** start of ARTICLE **

Her name is Evoni Williams.

She had no idea she was being photographed at the time.

In the photo, you see an elderly man at the counter.

He is on oxygen and struggling to breathe.

When his food was brought to him, he was overheard saying to the Evoni Williams,

“My hands don’t work too good.”

Without hesitation, the young waitress immediately started to cut up his ham for him.

The person who posted the picture wrote that she felt blessed to have witnessed this

act of kindness and caring at the start of her day.

“If we could all be like this waitress,” she wrote, “and offer a helping hand.”

(http://aplus.com/a/evoni-williams-waffle-house-employee-offered-scholarship-for-helping-elderly-customer?no_monetization=true)

 

Love one another, Jesus says, as I have loved you.

There are not many places in the world where have the opportunity to feed one another and

wash one another.

But church is one of those places.

Being a Christian means being different.

It seems crazy to me that a beautiful – but very simple – act of kindness such as a

waitress cutting up a customer’s ham is such an extraordinary thing.

** end of ARTICLE **
** start of STORED DATA **

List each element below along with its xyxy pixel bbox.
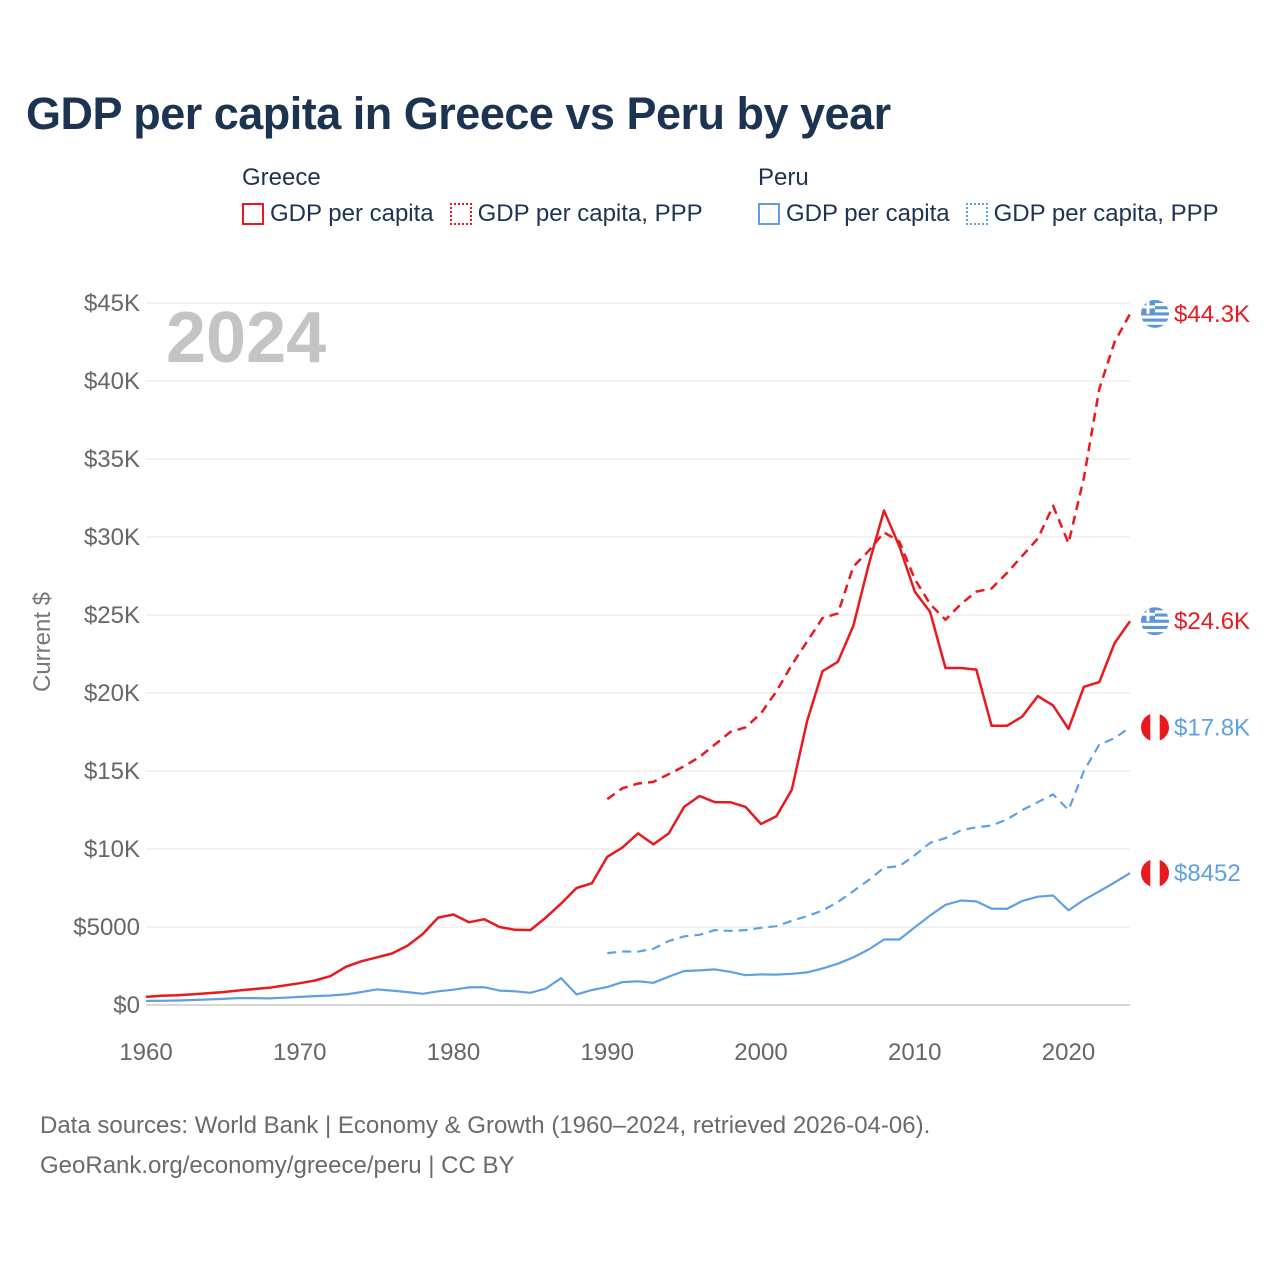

** end of STORED DATA **

* **YOUR TASK**: In the passage about the waitress, what prompted her to start cutting up the elderly man's ham? Answer in one to three sentences.

* **THE COMPLETED TASK**: When his food was brought to him, the elderly man, who was on oxygen and struggling to breathe, was overheard telling her, "My hands don't work too good." Without hesitation, Evoni Williams then started cutting up his ham for him.